The exercise — Print all entries precisely as they are written.

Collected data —
_____

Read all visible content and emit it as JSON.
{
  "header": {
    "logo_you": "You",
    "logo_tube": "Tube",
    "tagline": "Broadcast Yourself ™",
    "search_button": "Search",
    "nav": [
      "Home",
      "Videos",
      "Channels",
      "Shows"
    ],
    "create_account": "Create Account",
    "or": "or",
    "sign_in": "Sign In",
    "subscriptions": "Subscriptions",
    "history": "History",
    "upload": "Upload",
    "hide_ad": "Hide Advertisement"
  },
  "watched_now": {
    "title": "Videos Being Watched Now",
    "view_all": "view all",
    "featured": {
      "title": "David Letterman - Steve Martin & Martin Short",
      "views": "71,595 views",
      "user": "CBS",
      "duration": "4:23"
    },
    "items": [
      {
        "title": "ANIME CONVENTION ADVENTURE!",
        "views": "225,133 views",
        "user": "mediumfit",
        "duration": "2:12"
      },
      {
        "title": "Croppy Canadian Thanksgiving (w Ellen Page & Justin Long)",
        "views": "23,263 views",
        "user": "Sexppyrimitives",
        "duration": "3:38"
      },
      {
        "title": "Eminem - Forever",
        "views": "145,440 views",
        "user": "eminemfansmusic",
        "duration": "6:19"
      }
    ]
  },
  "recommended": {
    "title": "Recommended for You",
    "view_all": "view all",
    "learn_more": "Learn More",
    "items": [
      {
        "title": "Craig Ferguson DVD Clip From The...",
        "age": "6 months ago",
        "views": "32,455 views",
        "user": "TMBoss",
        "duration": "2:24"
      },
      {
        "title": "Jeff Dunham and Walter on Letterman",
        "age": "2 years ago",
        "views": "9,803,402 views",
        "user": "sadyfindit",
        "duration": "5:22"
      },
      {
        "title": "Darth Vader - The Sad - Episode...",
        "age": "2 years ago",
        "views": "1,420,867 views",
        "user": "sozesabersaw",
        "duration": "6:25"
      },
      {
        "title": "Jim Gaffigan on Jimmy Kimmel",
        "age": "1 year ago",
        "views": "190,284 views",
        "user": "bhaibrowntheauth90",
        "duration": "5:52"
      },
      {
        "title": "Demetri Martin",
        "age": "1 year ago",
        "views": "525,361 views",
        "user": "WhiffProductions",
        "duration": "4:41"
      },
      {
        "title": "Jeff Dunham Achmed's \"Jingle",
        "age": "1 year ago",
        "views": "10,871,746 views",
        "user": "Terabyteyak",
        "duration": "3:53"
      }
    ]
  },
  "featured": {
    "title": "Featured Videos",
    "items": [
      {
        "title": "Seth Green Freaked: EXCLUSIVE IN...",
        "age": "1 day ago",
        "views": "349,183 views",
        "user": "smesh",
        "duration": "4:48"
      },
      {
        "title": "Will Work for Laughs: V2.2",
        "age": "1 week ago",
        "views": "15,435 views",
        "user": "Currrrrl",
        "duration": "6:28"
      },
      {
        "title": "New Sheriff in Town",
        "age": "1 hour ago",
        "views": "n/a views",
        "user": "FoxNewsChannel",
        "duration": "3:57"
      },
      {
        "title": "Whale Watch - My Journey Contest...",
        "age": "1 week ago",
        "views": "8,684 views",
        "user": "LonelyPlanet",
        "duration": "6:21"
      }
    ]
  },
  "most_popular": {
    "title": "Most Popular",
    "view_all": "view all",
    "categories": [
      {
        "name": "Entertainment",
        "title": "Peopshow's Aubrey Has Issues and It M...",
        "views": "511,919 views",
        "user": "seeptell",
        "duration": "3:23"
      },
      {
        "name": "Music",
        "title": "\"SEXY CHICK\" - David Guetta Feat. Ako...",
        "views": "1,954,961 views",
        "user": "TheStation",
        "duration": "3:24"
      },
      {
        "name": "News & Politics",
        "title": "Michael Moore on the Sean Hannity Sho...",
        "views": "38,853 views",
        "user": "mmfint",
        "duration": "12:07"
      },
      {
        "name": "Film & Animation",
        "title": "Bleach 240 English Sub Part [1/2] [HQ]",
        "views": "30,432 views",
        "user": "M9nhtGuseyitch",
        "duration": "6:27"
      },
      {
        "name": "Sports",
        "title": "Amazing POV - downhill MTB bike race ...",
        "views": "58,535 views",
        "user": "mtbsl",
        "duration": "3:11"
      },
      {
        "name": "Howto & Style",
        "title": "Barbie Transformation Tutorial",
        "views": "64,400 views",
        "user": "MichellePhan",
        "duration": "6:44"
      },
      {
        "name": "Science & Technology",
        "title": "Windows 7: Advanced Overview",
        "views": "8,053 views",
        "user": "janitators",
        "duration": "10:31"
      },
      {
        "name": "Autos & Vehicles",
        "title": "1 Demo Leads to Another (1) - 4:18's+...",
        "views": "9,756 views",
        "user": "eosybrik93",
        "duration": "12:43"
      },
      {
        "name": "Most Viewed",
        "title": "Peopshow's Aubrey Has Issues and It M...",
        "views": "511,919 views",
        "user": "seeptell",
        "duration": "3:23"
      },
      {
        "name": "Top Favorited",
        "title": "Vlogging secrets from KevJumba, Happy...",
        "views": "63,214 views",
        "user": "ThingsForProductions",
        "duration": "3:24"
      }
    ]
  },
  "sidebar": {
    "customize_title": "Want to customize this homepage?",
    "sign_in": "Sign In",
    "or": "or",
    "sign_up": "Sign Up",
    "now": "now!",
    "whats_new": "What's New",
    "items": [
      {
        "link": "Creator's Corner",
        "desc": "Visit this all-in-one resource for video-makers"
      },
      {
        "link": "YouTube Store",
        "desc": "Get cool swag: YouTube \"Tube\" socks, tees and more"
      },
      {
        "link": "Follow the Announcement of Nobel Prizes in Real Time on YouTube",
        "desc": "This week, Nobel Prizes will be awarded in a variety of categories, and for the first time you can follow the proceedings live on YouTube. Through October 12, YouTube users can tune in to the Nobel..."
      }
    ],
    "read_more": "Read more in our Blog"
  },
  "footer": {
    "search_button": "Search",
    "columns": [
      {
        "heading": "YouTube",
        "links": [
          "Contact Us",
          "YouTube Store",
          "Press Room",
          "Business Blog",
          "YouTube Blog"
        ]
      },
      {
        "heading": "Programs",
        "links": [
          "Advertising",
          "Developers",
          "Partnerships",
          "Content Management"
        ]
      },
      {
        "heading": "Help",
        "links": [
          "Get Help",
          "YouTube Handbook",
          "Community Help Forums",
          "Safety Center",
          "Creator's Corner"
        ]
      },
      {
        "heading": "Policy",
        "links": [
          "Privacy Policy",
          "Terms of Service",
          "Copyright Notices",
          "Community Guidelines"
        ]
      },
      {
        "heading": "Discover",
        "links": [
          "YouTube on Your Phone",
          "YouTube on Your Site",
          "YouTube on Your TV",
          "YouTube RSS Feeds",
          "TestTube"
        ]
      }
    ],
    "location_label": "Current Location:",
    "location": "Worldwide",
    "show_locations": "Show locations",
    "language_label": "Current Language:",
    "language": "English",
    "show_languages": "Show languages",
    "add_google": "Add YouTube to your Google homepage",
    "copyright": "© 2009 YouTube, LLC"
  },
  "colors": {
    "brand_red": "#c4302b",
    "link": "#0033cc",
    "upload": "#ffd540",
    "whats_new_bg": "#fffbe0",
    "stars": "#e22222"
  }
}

_____

Complete output —
Read all visible content and emit it as JSON.
{
  "header": {
    "logo_you": "You",
    "logo_tube": "Tube",
    "tagline": "Broadcast Yourself ™",
    "search_button": "Search",
    "nav": [
      "Home",
      "Videos",
      "Channels",
      "Shows"
    ],
    "create_account": "Create Account",
    "or": "or",
    "sign_in": "Sign In",
    "subscriptions": "Subscriptions",
    "history": "History",
    "upload": "Upload",
    "hide_ad": "Hide Advertisement"
  },
  "watched_now": {
    "title": "Videos Being Watched Now",
    "view_all": "view all",
    "featured": {
      "title": "David Letterman - Steve Martin & Martin Short",
      "views": "71,595 views",
      "user": "CBS",
      "duration": "4:23"
    },
    "items": [
      {
        "title": "ANIME CONVENTION ADVENTURE!",
        "views": "225,133 views",
        "user": "mediumfit",
        "duration": "2:12"
      },
      {
        "title": "Croppy Canadian Thanksgiving (w Ellen Page & Justin Long)",
        "views": "23,263 views",
        "user": "Sexppyrimitives",
        "duration": "3:38"
      },
      {
        "title": "Eminem - Forever",
        "views": "145,440 views",
        "user": "eminemfansmusic",
        "duration": "6:19"
      }
    ]
  },
  "recommended": {
    "title": "Recommended for You",
    "view_all": "view all",
    "learn_more": "Learn More",
    "items": [
      {
        "title": "Craig Ferguson DVD Clip From The...",
        "age": "6 months ago",
        "views": "32,455 views",
        "user": "TMBoss",
        "duration": "2:24"
      },
      {
        "title": "Jeff Dunham and Walter on Letterman",
        "age": "2 years ago",
        "views": "9,803,402 views",
        "user": "sadyfindit",
        "duration": "5:22"
      },
      {
        "title": "Darth Vader - The Sad - Episode...",
        "age": "2 years ago",
        "views": "1,420,867 views",
        "user": "sozesabersaw",
        "duration": "6:25"
      },
      {
        "title": "Jim Gaffigan on Jimmy Kimmel",
        "age": "1 year ago",
        "views": "190,284 views",
        "user": "bhaibrowntheauth90",
        "duration": "5:52"
      },
      {
        "title": "Demetri Martin",
        "age": "1 year ago",
        "views": "525,361 views",
        "user": "WhiffProductions",
        "duration": "4:41"
      },
      {
        "title": "Jeff Dunham Achmed's \"Jingle",
        "age": "1 year ago",
        "views": "10,871,746 views",
        "user": "Terabyteyak",
        "duration": "3:53"
      }
    ]
  },
  "featured": {
    "title": "Featured Videos",
    "items": [
      {
        "title": "Seth Green Freaked: EXCLUSIVE IN...",
        "age": "1 day ago",
        "views": "349,183 views",
        "user": "smesh",
        "duration": "4:48"
      },
      {
        "title": "Will Work for Laughs: V2.2",
        "age": "1 week ago",
        "views": "15,435 views",
        "user": "Currrrrl",
        "duration": "6:28"
      },
      {
        "title": "New Sheriff in Town",
        "age": "1 hour ago",
        "views": "n/a views",
        "user": "FoxNewsChannel",
        "duration": "3:57"
      },
      {
        "title": "Whale Watch - My Journey Contest...",
        "age": "1 week ago",
        "views": "8,684 views",
        "user": "LonelyPlanet",
        "duration": "6:21"
      }
    ]
  },
  "most_popular": {
    "title": "Most Popular",
    "view_all": "view all",
    "categories": [
      {
        "name": "Entertainment",
        "title": "Peopshow's Aubrey Has Issues and It M...",
        "views": "511,919 views",
        "user": "seeptell",
        "duration": "3:23"
      },
      {
        "name": "Music",
        "title": "\"SEXY CHICK\" - David Guetta Feat. Ako...",
        "views": "1,954,961 views",
        "user": "TheStation",
        "duration": "3:24"
      },
      {
        "name": "News & Politics",
        "title": "Michael Moore on the Sean Hannity Sho...",
        "views": "38,853 views",
        "user": "mmfint",
        "duration": "12:07"
      },
      {
        "name": "Film & Animation",
        "title": "Bleach 240 English Sub Part [1/2] [HQ]",
        "views": "30,432 views",
        "user": "M9nhtGuseyitch",
        "duration": "6:27"
      },
      {
        "name": "Sports",
        "title": "Amazing POV - downhill MTB bike race ...",
        "views": "58,535 views",
        "user": "mtbsl",
        "duration": "3:11"
      },
      {
        "name": "Howto & Style",
        "title": "Barbie Transformation Tutorial",
        "views": "64,400 views",
        "user": "MichellePhan",
        "duration": "6:44"
      },
      {
        "name": "Science & Technology",
        "title": "Windows 7: Advanced Overview",
        "views": "8,053 views",
        "user": "janitators",
        "duration": "10:31"
      },
      {
        "name": "Autos & Vehicles",
        "title": "1 Demo Leads to Another (1) - 4:18's+...",
        "views": "9,756 views",
        "user": "eosybrik93",
        "duration": "12:43"
      },
      {
        "name": "Most Viewed",
        "title": "Peopshow's Aubrey Has Issues and It M...",
        "views": "511,919 views",
        "user": "seeptell",
        "duration": "3:23"
      },
      {
        "name": "Top Favorited",
        "title": "Vlogging secrets from KevJumba, Happy...",
        "views": "63,214 views",
        "user": "ThingsForProductions",
        "duration": "3:24"
      }
    ]
  },
  "sidebar": {
    "customize_title": "Want to customize this homepage?",
    "sign_in": "Sign In",
    "or": "or",
    "sign_up": "Sign Up",
    "now": "now!",
    "whats_new": "What's New",
    "items": [
      {
        "link": "Creator's Corner",
        "desc": "Visit this all-in-one resource for video-makers"
      },
      {
        "link": "YouTube Store",
        "desc": "Get cool swag: YouTube \"Tube\" socks, tees and more"
      },
      {
        "link": "Follow the Announcement of Nobel Prizes in Real Time on YouTube",
        "desc": "This week, Nobel Prizes will be awarded in a variety of categories, and for the first time you can follow the proceedings live on YouTube. Through October 12, YouTube users can tune in to the Nobel..."
      }
    ],
    "read_more": "Read more in our Blog"
  },
  "footer": {
    "search_button": "Search",
    "columns": [
      {
        "heading": "YouTube",
        "links": [
          "Contact Us",
          "YouTube Store",
          "Press Room",
          "Business Blog",
          "YouTube Blog"
        ]
      },
      {
        "heading": "Programs",
        "links": [
          "Advertising",
          "Developers",
          "Partnerships",
          "Content Management"
        ]
      },
      {
        "heading": "Help",
        "links": [
          "Get Help",
          "YouTube Handbook",
          "Community Help Forums",
          "Safety Center",
          "Creator's Corner"
        ]
      },
      {
        "heading": "Policy",
        "links": [
          "Privacy Policy",
          "Terms of Service",
          "Copyright Notices",
          "Community Guidelines"
        ]
      },
      {
        "heading": "Discover",
        "links": [
          "YouTube on Your Phone",
          "YouTube on Your Site",
          "YouTube on Your TV",
          "YouTube RSS Feeds",
          "TestTube"
        ]
      }
    ],
    "location_label": "Current Location:",
    "location": "Worldwide",
    "show_locations": "Show locations",
    "language_label": "Current Language:",
    "language": "English",
    "show_languages": "Show languages",
    "add_google": "Add YouTube to your Google homepage",
    "copyright": "© 2009 YouTube, LLC"
  },
  "colors": {
    "brand_red": "#c4302b",
    "link": "#0033cc",
    "upload": "#ffd540",
    "whats_new_bg": "#fffbe0",
    "stars": "#e22222"
  }
}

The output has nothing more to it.